• _WRITTEN EXERCISE_: Transcribe everything in the data word for word. Pictures are left out.

• _RECORDS TO PROCESS_:
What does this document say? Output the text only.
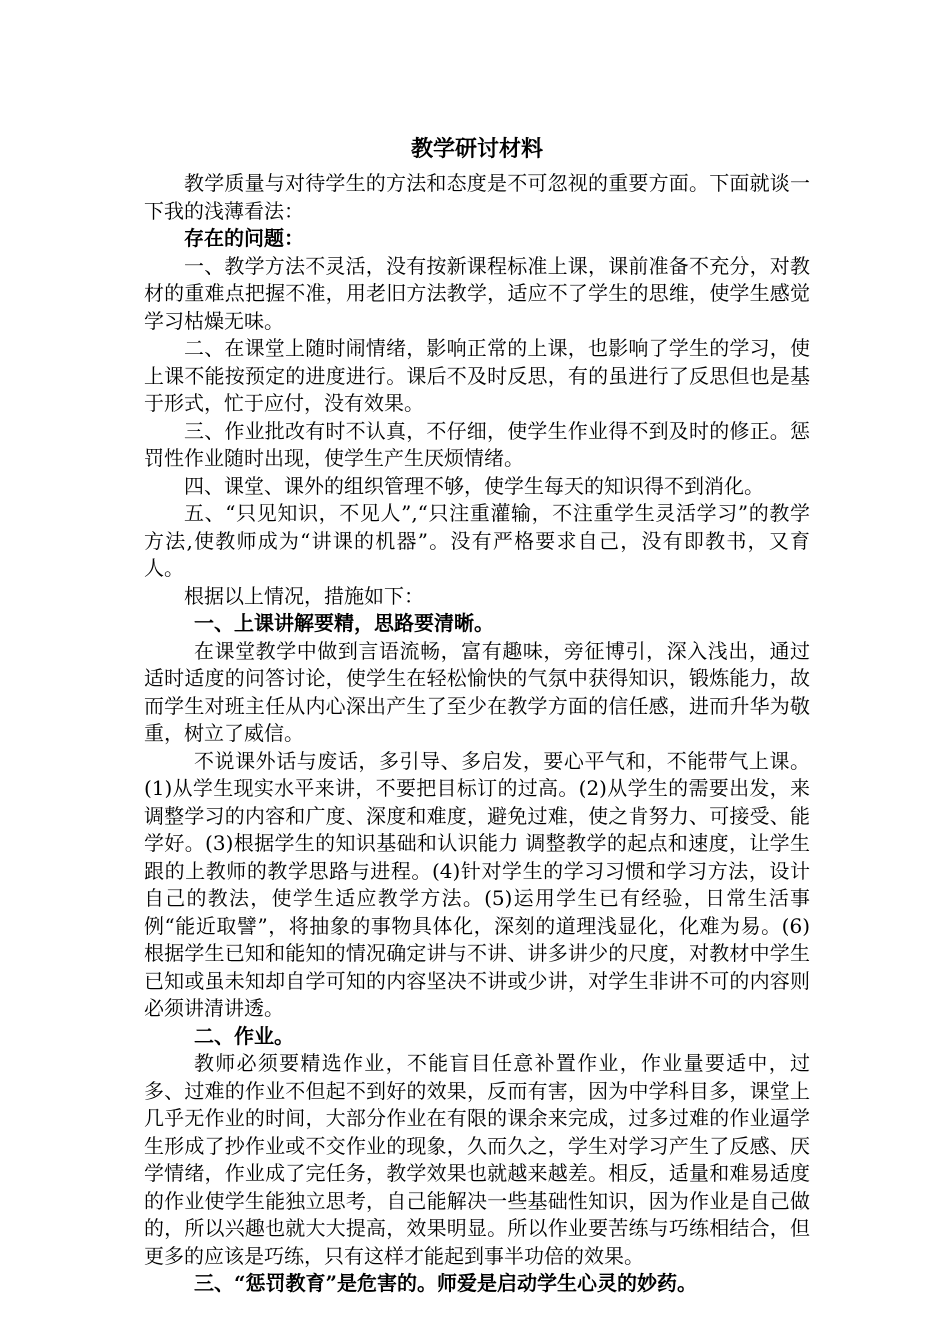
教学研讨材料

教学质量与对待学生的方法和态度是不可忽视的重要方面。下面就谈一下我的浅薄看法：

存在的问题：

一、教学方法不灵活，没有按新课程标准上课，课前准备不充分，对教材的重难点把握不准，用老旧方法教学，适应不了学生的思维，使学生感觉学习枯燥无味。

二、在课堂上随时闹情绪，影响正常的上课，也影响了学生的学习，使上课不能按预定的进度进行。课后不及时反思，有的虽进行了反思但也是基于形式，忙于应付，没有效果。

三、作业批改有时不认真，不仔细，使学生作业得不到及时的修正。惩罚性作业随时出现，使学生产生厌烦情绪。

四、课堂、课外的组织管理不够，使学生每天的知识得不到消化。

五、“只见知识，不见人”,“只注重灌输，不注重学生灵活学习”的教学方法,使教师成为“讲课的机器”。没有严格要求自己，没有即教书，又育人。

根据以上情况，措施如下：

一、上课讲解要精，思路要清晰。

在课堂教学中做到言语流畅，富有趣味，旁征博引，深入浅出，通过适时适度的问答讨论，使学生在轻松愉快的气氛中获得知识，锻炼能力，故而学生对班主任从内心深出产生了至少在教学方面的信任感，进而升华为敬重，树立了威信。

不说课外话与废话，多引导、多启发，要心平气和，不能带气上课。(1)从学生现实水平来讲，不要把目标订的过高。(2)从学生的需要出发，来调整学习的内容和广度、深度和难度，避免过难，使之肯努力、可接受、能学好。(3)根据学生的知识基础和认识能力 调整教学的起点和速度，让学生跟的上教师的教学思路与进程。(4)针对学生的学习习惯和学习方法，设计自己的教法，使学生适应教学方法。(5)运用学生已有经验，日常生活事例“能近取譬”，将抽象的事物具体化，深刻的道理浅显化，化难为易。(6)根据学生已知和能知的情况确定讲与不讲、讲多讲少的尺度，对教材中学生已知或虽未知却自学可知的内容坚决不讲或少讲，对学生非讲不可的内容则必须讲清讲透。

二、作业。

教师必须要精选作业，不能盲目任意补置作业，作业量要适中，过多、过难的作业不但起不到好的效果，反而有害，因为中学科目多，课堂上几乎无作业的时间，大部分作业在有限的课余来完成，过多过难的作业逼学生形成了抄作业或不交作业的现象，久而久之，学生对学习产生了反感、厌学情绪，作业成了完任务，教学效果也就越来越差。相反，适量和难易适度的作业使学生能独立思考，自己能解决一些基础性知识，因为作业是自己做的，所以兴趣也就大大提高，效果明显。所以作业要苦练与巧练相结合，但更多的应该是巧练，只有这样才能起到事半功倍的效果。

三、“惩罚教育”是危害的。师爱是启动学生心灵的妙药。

• _RESULT OF THE EXERCISE_:
What does this document say? Output the text only.
教学研讨材料

教学质量与对待学生的方法和态度是不可忽视的重要方面。下面就谈一下我的浅薄看法：

存在的问题：

一、教学方法不灵活，没有按新课程标准上课，课前准备不充分，对教材的重难点把握不准，用老旧方法教学，适应不了学生的思维，使学生感觉学习枯燥无味。

二、在课堂上随时闹情绪，影响正常的上课，也影响了学生的学习，使上课不能按预定的进度进行。课后不及时反思，有的虽进行了反思但也是基于形式，忙于应付，没有效果。

三、作业批改有时不认真，不仔细，使学生作业得不到及时的修正。惩罚性作业随时出现，使学生产生厌烦情绪。

四、课堂、课外的组织管理不够，使学生每天的知识得不到消化。

五、“只见知识，不见人”,“只注重灌输，不注重学生灵活学习”的教学方法,使教师成为“讲课的机器”。没有严格要求自己，没有即教书，又育人。

根据以上情况，措施如下：

一、上课讲解要精，思路要清晰。

在课堂教学中做到言语流畅，富有趣味，旁征博引，深入浅出，通过适时适度的问答讨论，使学生在轻松愉快的气氛中获得知识，锻炼能力，故而学生对班主任从内心深出产生了至少在教学方面的信任感，进而升华为敬重，树立了威信。

不说课外话与废话，多引导、多启发，要心平气和，不能带气上课。(1)从学生现实水平来讲，不要把目标订的过高。(2)从学生的需要出发，来调整学习的内容和广度、深度和难度，避免过难，使之肯努力、可接受、能学好。(3)根据学生的知识基础和认识能力 调整教学的起点和速度，让学生跟的上教师的教学思路与进程。(4)针对学生的学习习惯和学习方法，设计自己的教法，使学生适应教学方法。(5)运用学生已有经验，日常生活事例“能近取譬”，将抽象的事物具体化，深刻的道理浅显化，化难为易。(6)根据学生已知和能知的情况确定讲与不讲、讲多讲少的尺度，对教材中学生已知或虽未知却自学可知的内容坚决不讲或少讲，对学生非讲不可的内容则必须讲清讲透。

二、作业。

教师必须要精选作业，不能盲目任意补置作业，作业量要适中，过多、过难的作业不但起不到好的效果，反而有害，因为中学科目多，课堂上几乎无作业的时间，大部分作业在有限的课余来完成，过多过难的作业逼学生形成了抄作业或不交作业的现象，久而久之，学生对学习产生了反感、厌学情绪，作业成了完任务，教学效果也就越来越差。相反，适量和难易适度的作业使学生能独立思考，自己能解决一些基础性知识，因为作业是自己做的，所以兴趣也就大大提高，效果明显。所以作业要苦练与巧练相结合，但更多的应该是巧练，只有这样才能起到事半功倍的效果。

三、“惩罚教育”是危害的。师爱是启动学生心灵的妙药。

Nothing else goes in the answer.